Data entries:
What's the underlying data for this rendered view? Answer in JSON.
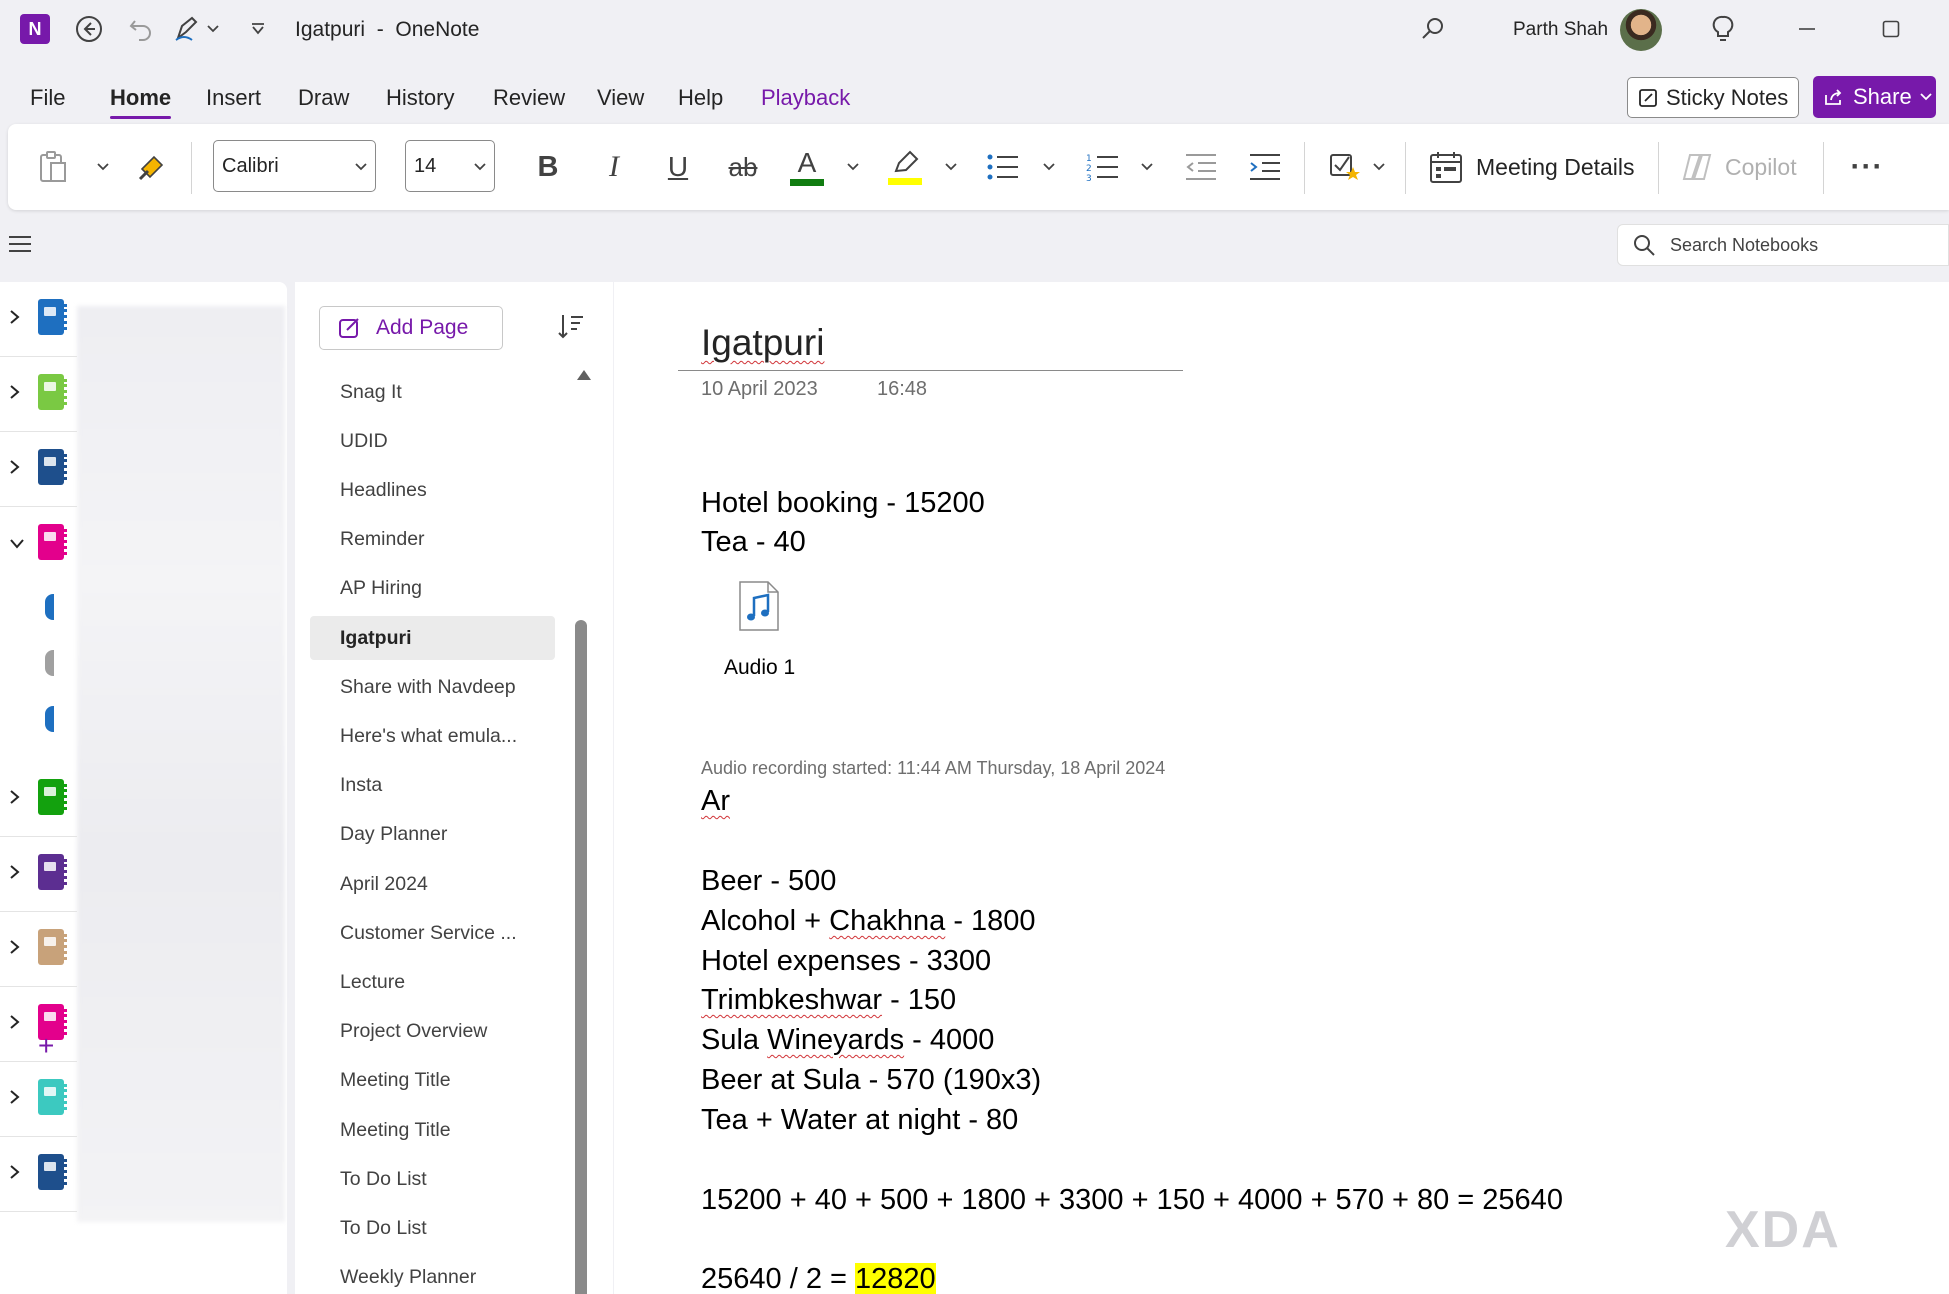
{
  "titlebar": {
    "app_icon_letter": "N",
    "title": "Igatpuri  -  OneNote",
    "user_name": "Parth Shah"
  },
  "ribbon": {
    "tabs": [
      "File",
      "Home",
      "Insert",
      "Draw",
      "History",
      "Review",
      "View",
      "Help",
      "Playback"
    ],
    "active_tab": "Home",
    "sticky_notes_label": "Sticky Notes",
    "share_label": "Share"
  },
  "toolbar": {
    "font_name": "Calibri",
    "font_size": "14",
    "bold_glyph": "B",
    "italic_glyph": "I",
    "underline_glyph": "U",
    "strike_glyph": "ab",
    "font_color_glyph": "A",
    "meeting_details_label": "Meeting Details",
    "copilot_label": "Copilot",
    "more_glyph": "···",
    "font_color": "#107c10",
    "highlight_color": "#ffff00"
  },
  "search": {
    "placeholder": "Search Notebooks"
  },
  "notebooks": {
    "colors": [
      "#1e6fc0",
      "#7ac943",
      "#1e4f8c",
      "#e3008c",
      "#13a10e",
      "#5c2e91",
      "#c8a27a",
      "#e3008c",
      "#3cc9c0",
      "#1e4f8c"
    ],
    "expanded_index": 3,
    "section_colors": [
      "#1e6fc0",
      "#a0a0a0",
      "#1e6fc0"
    ],
    "add_section_glyph": "+"
  },
  "page_list": {
    "add_page_label": "Add Page",
    "pages": [
      "Snag It",
      "UDID",
      "Headlines",
      "Reminder",
      "AP Hiring",
      "Igatpuri",
      "Share with Navdeep",
      "Here's what emula...",
      "Insta",
      "Day Planner",
      "April 2024",
      "Customer Service ...",
      "Lecture",
      "Project Overview",
      "Meeting Title",
      "Meeting Title",
      "To Do List",
      "To Do List",
      "Weekly Planner"
    ],
    "selected": "Igatpuri"
  },
  "note": {
    "title": "Igatpuri",
    "date": "10 April 2023",
    "time": "16:48",
    "line1": "Hotel booking - 15200",
    "line2": "Tea - 40",
    "audio_label": "Audio 1",
    "recording_meta": "Audio recording started: 11:44 AM Thursday, 18 April 2024",
    "ar": "Ar",
    "expenses": {
      "beer": "Beer - 500",
      "alcohol_pre": "Alcohol + ",
      "alcohol_word": "Chakhna",
      "alcohol_post": " - 1800",
      "hotel": "Hotel expenses - 3300",
      "trimb_word": "Trimbkeshwar",
      "trimb_post": " - 150",
      "sula_pre": "Sula ",
      "sula_word": "Wineyards",
      "sula_post": " - 4000",
      "beer_sula": "Beer at Sula - 570 (190x3)",
      "tea_water": "Tea + Water at night - 80"
    },
    "sum_line": "15200 + 40 + 500 + 1800 + 3300 + 150 + 4000 + 570 + 80 = 25640",
    "div_prefix": "25640 / 2 = ",
    "div_result": "12820"
  },
  "watermark": "XDA"
}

What the task requires:
Using the entries above, return each line that includes the word "Audio".

Worked solution:
    "audio_label": "Audio 1",
    "recording_meta": "Audio recording started: 11:44 AM Thursday, 18 April 2024",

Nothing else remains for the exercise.